_TEXTABSCHNITT_
##############################

# Suche Software für die Audio-Dateien - Übersicht



## hemisoft (4. Januar 2007)

Hallo,

ich bin neu hier und hoffe, ich habe die Antwort nicht irgendwo übersehen.

Ich suche eine Software, mit der ich die 1000 kleinen Soundschnipsel, die ich auf der Festplatte habe (um diese in Videos einzubinden) zu übersehen.

(Also etwas ähnliches wie AcDSee für Bilder)

Kann mir jemand ein solches Programm empfehlen oder auf einen entsprechenden Thread verweisen? (Gerne mit Link)

MfG
hemisoft


----------



## gamba (4. Januar 2007)

Tach,

naja "ACDSee" für Samples ist wohl ein "Traum" aber um einen Gewissen Überblick über Samples zu erhalten , benutzte ich das Freewaretool "SampleCatalog".

##############################

_AUFGABE_
Greif den Forenthread über Software für Audio-Dateien auf und schreib ihn im Anschluss an den letzten Satz weiter. Die Auflistung hat mit dem Forenthread über Software für Audio-Dateien nichts zu tun.

##############################

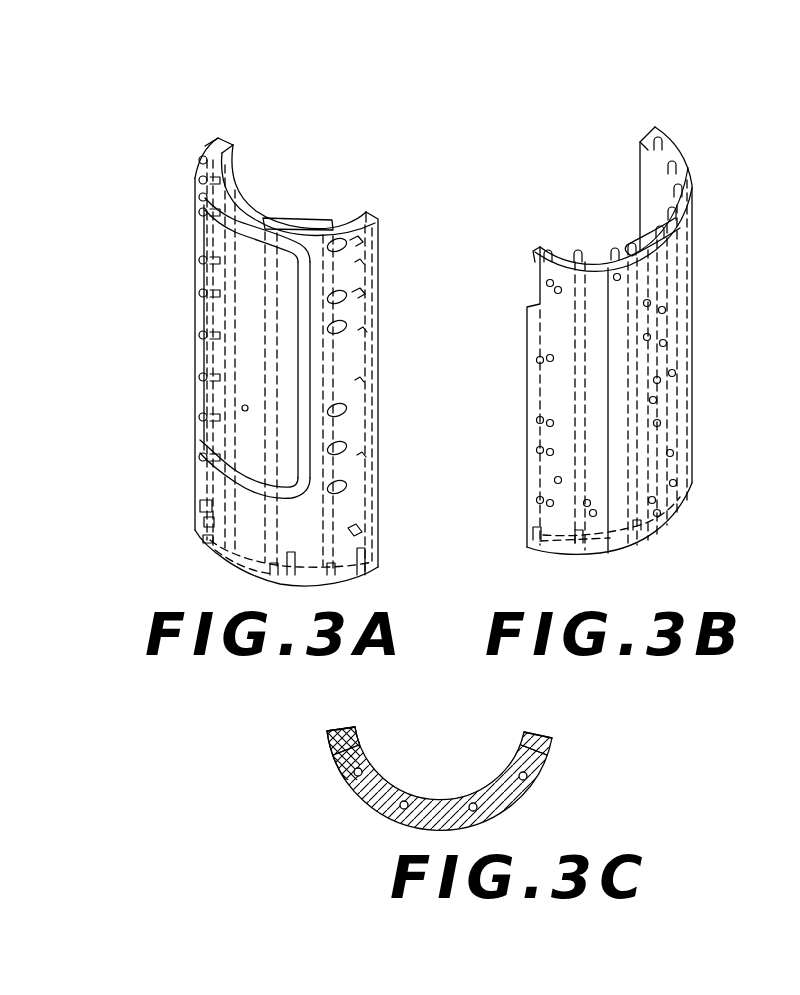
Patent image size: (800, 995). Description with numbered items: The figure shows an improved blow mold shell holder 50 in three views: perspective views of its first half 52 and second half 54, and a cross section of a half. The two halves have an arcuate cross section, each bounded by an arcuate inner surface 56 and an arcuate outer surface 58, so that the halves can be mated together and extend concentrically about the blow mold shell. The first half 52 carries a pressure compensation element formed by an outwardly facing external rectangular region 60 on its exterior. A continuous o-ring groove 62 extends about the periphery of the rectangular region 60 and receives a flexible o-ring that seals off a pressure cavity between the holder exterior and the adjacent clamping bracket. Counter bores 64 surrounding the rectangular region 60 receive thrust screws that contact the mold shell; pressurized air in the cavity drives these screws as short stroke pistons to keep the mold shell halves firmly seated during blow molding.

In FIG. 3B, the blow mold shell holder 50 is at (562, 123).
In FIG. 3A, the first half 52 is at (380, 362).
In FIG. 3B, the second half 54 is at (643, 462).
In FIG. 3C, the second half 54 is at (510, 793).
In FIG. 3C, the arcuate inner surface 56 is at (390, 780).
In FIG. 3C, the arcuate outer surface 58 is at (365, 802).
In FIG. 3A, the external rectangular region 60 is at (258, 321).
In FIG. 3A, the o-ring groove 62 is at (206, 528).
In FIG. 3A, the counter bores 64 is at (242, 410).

##############################

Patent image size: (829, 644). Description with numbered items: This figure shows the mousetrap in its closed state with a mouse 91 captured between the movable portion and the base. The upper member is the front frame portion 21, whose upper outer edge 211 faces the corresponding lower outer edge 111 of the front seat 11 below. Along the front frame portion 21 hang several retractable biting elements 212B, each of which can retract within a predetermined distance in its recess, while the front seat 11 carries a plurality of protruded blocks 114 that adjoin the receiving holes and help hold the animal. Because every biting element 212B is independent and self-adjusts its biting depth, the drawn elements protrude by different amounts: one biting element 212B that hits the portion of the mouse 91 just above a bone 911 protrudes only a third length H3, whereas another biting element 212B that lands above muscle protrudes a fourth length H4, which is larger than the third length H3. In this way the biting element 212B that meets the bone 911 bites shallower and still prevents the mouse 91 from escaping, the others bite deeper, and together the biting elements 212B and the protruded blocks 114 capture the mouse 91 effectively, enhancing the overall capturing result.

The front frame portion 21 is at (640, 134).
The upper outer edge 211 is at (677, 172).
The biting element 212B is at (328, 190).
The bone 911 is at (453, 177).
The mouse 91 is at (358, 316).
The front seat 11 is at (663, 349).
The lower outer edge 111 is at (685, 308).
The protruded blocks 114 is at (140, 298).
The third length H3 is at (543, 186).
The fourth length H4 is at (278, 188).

##############################

_SCHRIFTLICHE ANTWORT_
Das Tool gibt es hier:
http://www.geocities.com/samplecatalog

Gruß

PS: Bin auf weitere Vorschläge gespannt, da ich auch lange auf der Suche nach so einem Tool war.


----------



## hemisoft (4. Januar 2007)

Hallo gamba,

ich werde mir das Tool mal ansehen, bin auf weitere Antworten aber auch gespannt, was andere dafür benutzen. 

@all: gibt es vielleicht ein Tool, das in der "Vorschau" schon mal die "Kurve" der Sonddatei anzeigt?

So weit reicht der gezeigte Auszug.